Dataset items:
::::

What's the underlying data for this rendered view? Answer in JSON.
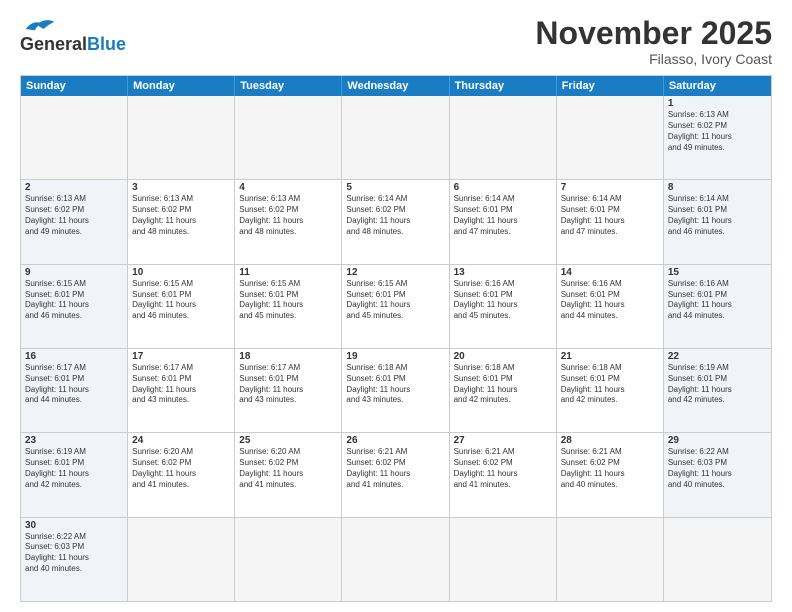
{
  "header": {
    "logo_general": "General",
    "logo_blue": "Blue",
    "month_title": "November 2025",
    "location": "Filasso, Ivory Coast"
  },
  "day_headers": [
    "Sunday",
    "Monday",
    "Tuesday",
    "Wednesday",
    "Thursday",
    "Friday",
    "Saturday"
  ],
  "rows": [
    {
      "cells": [
        {
          "day": "",
          "type": "empty",
          "info": ""
        },
        {
          "day": "",
          "type": "empty",
          "info": ""
        },
        {
          "day": "",
          "type": "empty",
          "info": ""
        },
        {
          "day": "",
          "type": "empty",
          "info": ""
        },
        {
          "day": "",
          "type": "empty",
          "info": ""
        },
        {
          "day": "",
          "type": "empty",
          "info": ""
        },
        {
          "day": "1",
          "type": "weekend",
          "info": "Sunrise: 6:13 AM\nSunset: 6:02 PM\nDaylight: 11 hours\nand 49 minutes."
        }
      ]
    },
    {
      "cells": [
        {
          "day": "2",
          "type": "weekend",
          "info": "Sunrise: 6:13 AM\nSunset: 6:02 PM\nDaylight: 11 hours\nand 49 minutes."
        },
        {
          "day": "3",
          "type": "normal",
          "info": "Sunrise: 6:13 AM\nSunset: 6:02 PM\nDaylight: 11 hours\nand 48 minutes."
        },
        {
          "day": "4",
          "type": "normal",
          "info": "Sunrise: 6:13 AM\nSunset: 6:02 PM\nDaylight: 11 hours\nand 48 minutes."
        },
        {
          "day": "5",
          "type": "normal",
          "info": "Sunrise: 6:14 AM\nSunset: 6:02 PM\nDaylight: 11 hours\nand 48 minutes."
        },
        {
          "day": "6",
          "type": "normal",
          "info": "Sunrise: 6:14 AM\nSunset: 6:01 PM\nDaylight: 11 hours\nand 47 minutes."
        },
        {
          "day": "7",
          "type": "normal",
          "info": "Sunrise: 6:14 AM\nSunset: 6:01 PM\nDaylight: 11 hours\nand 47 minutes."
        },
        {
          "day": "8",
          "type": "weekend",
          "info": "Sunrise: 6:14 AM\nSunset: 6:01 PM\nDaylight: 11 hours\nand 46 minutes."
        }
      ]
    },
    {
      "cells": [
        {
          "day": "9",
          "type": "weekend",
          "info": "Sunrise: 6:15 AM\nSunset: 6:01 PM\nDaylight: 11 hours\nand 46 minutes."
        },
        {
          "day": "10",
          "type": "normal",
          "info": "Sunrise: 6:15 AM\nSunset: 6:01 PM\nDaylight: 11 hours\nand 46 minutes."
        },
        {
          "day": "11",
          "type": "normal",
          "info": "Sunrise: 6:15 AM\nSunset: 6:01 PM\nDaylight: 11 hours\nand 45 minutes."
        },
        {
          "day": "12",
          "type": "normal",
          "info": "Sunrise: 6:15 AM\nSunset: 6:01 PM\nDaylight: 11 hours\nand 45 minutes."
        },
        {
          "day": "13",
          "type": "normal",
          "info": "Sunrise: 6:16 AM\nSunset: 6:01 PM\nDaylight: 11 hours\nand 45 minutes."
        },
        {
          "day": "14",
          "type": "normal",
          "info": "Sunrise: 6:16 AM\nSunset: 6:01 PM\nDaylight: 11 hours\nand 44 minutes."
        },
        {
          "day": "15",
          "type": "weekend",
          "info": "Sunrise: 6:16 AM\nSunset: 6:01 PM\nDaylight: 11 hours\nand 44 minutes."
        }
      ]
    },
    {
      "cells": [
        {
          "day": "16",
          "type": "weekend",
          "info": "Sunrise: 6:17 AM\nSunset: 6:01 PM\nDaylight: 11 hours\nand 44 minutes."
        },
        {
          "day": "17",
          "type": "normal",
          "info": "Sunrise: 6:17 AM\nSunset: 6:01 PM\nDaylight: 11 hours\nand 43 minutes."
        },
        {
          "day": "18",
          "type": "normal",
          "info": "Sunrise: 6:17 AM\nSunset: 6:01 PM\nDaylight: 11 hours\nand 43 minutes."
        },
        {
          "day": "19",
          "type": "normal",
          "info": "Sunrise: 6:18 AM\nSunset: 6:01 PM\nDaylight: 11 hours\nand 43 minutes."
        },
        {
          "day": "20",
          "type": "normal",
          "info": "Sunrise: 6:18 AM\nSunset: 6:01 PM\nDaylight: 11 hours\nand 42 minutes."
        },
        {
          "day": "21",
          "type": "normal",
          "info": "Sunrise: 6:18 AM\nSunset: 6:01 PM\nDaylight: 11 hours\nand 42 minutes."
        },
        {
          "day": "22",
          "type": "weekend",
          "info": "Sunrise: 6:19 AM\nSunset: 6:01 PM\nDaylight: 11 hours\nand 42 minutes."
        }
      ]
    },
    {
      "cells": [
        {
          "day": "23",
          "type": "weekend",
          "info": "Sunrise: 6:19 AM\nSunset: 6:01 PM\nDaylight: 11 hours\nand 42 minutes."
        },
        {
          "day": "24",
          "type": "normal",
          "info": "Sunrise: 6:20 AM\nSunset: 6:02 PM\nDaylight: 11 hours\nand 41 minutes."
        },
        {
          "day": "25",
          "type": "normal",
          "info": "Sunrise: 6:20 AM\nSunset: 6:02 PM\nDaylight: 11 hours\nand 41 minutes."
        },
        {
          "day": "26",
          "type": "normal",
          "info": "Sunrise: 6:21 AM\nSunset: 6:02 PM\nDaylight: 11 hours\nand 41 minutes."
        },
        {
          "day": "27",
          "type": "normal",
          "info": "Sunrise: 6:21 AM\nSunset: 6:02 PM\nDaylight: 11 hours\nand 41 minutes."
        },
        {
          "day": "28",
          "type": "normal",
          "info": "Sunrise: 6:21 AM\nSunset: 6:02 PM\nDaylight: 11 hours\nand 40 minutes."
        },
        {
          "day": "29",
          "type": "weekend",
          "info": "Sunrise: 6:22 AM\nSunset: 6:03 PM\nDaylight: 11 hours\nand 40 minutes."
        }
      ]
    },
    {
      "cells": [
        {
          "day": "30",
          "type": "weekend",
          "info": "Sunrise: 6:22 AM\nSunset: 6:03 PM\nDaylight: 11 hours\nand 40 minutes."
        },
        {
          "day": "",
          "type": "empty",
          "info": ""
        },
        {
          "day": "",
          "type": "empty",
          "info": ""
        },
        {
          "day": "",
          "type": "empty",
          "info": ""
        },
        {
          "day": "",
          "type": "empty",
          "info": ""
        },
        {
          "day": "",
          "type": "empty",
          "info": ""
        },
        {
          "day": "",
          "type": "empty",
          "info": ""
        }
      ]
    }
  ]
}
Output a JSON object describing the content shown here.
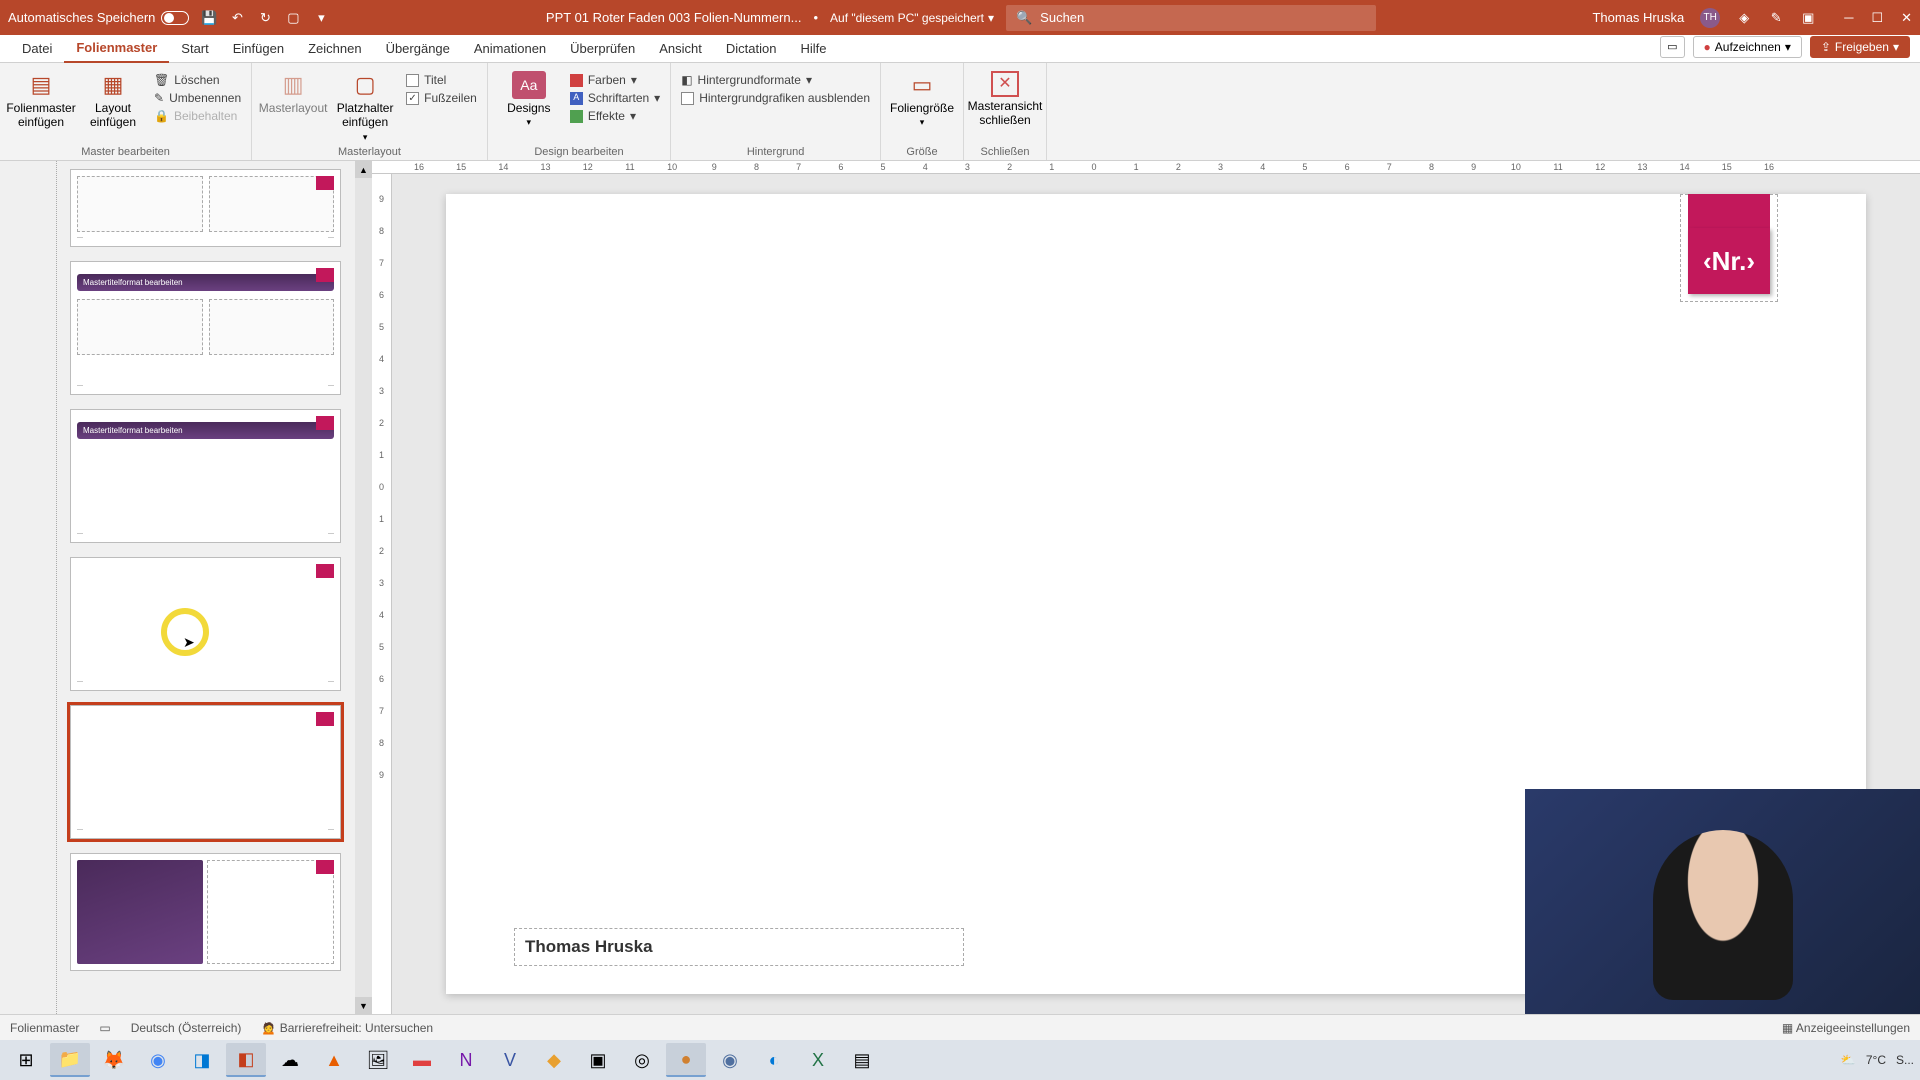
{
  "titlebar": {
    "autosave": "Automatisches Speichern",
    "doctitle": "PPT 01 Roter Faden 003 Folien-Nummern...",
    "saved_bullet": "•",
    "saved_loc": "Auf \"diesem PC\" gespeichert",
    "search_placeholder": "Suchen",
    "username": "Thomas Hruska",
    "user_initials": "TH"
  },
  "tabs": {
    "datei": "Datei",
    "folienmaster": "Folienmaster",
    "start": "Start",
    "einfuegen": "Einfügen",
    "zeichnen": "Zeichnen",
    "uebergaenge": "Übergänge",
    "animationen": "Animationen",
    "ueberpruefen": "Überprüfen",
    "ansicht": "Ansicht",
    "dictation": "Dictation",
    "hilfe": "Hilfe"
  },
  "header_actions": {
    "record": "Aufzeichnen",
    "share": "Freigeben"
  },
  "ribbon": {
    "group1": {
      "insert_master": "Folienmaster einfügen",
      "insert_layout": "Layout einfügen",
      "delete": "Löschen",
      "rename": "Umbenennen",
      "preserve": "Beibehalten",
      "label": "Master bearbeiten"
    },
    "group2": {
      "masterlayout": "Masterlayout",
      "placeholder": "Platzhalter einfügen",
      "title_chk": "Titel",
      "footer_chk": "Fußzeilen",
      "label": "Masterlayout"
    },
    "group3": {
      "designs": "Designs",
      "colors": "Farben",
      "fonts": "Schriftarten",
      "effects": "Effekte",
      "label": "Design bearbeiten"
    },
    "group4": {
      "bg_formats": "Hintergrundformate",
      "hide_bg": "Hintergrundgrafiken ausblenden",
      "label": "Hintergrund"
    },
    "group5": {
      "slide_size": "Foliengröße",
      "label": "Größe"
    },
    "group6": {
      "close_master": "Masteransicht schließen",
      "label": "Schließen"
    }
  },
  "thumbs": {
    "title_text": "Mastertitelformat bearbeiten"
  },
  "ruler_h": [
    "16",
    "15",
    "14",
    "13",
    "12",
    "11",
    "10",
    "9",
    "8",
    "7",
    "6",
    "5",
    "4",
    "3",
    "2",
    "1",
    "0",
    "1",
    "2",
    "3",
    "4",
    "5",
    "6",
    "7",
    "8",
    "9",
    "10",
    "11",
    "12",
    "13",
    "14",
    "15",
    "16"
  ],
  "ruler_v": [
    "9",
    "8",
    "7",
    "6",
    "5",
    "4",
    "3",
    "2",
    "1",
    "0",
    "1",
    "2",
    "3",
    "4",
    "5",
    "6",
    "7",
    "8",
    "9"
  ],
  "slide": {
    "page_num_placeholder": "‹Nr.›",
    "footer_author": "Thomas Hruska"
  },
  "statusbar": {
    "view": "Folienmaster",
    "lang": "Deutsch (Österreich)",
    "accessibility": "Barrierefreiheit: Untersuchen",
    "display": "Anzeigeeinstellungen"
  },
  "taskbar": {
    "weather_temp": "7°C",
    "weather_cond": "S..."
  }
}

::::

GIVEN EXERCISE: Tell how many lines of the data include the word "Hruska", and nothing else.

ANSWER FOR THIS EXERCISE: 2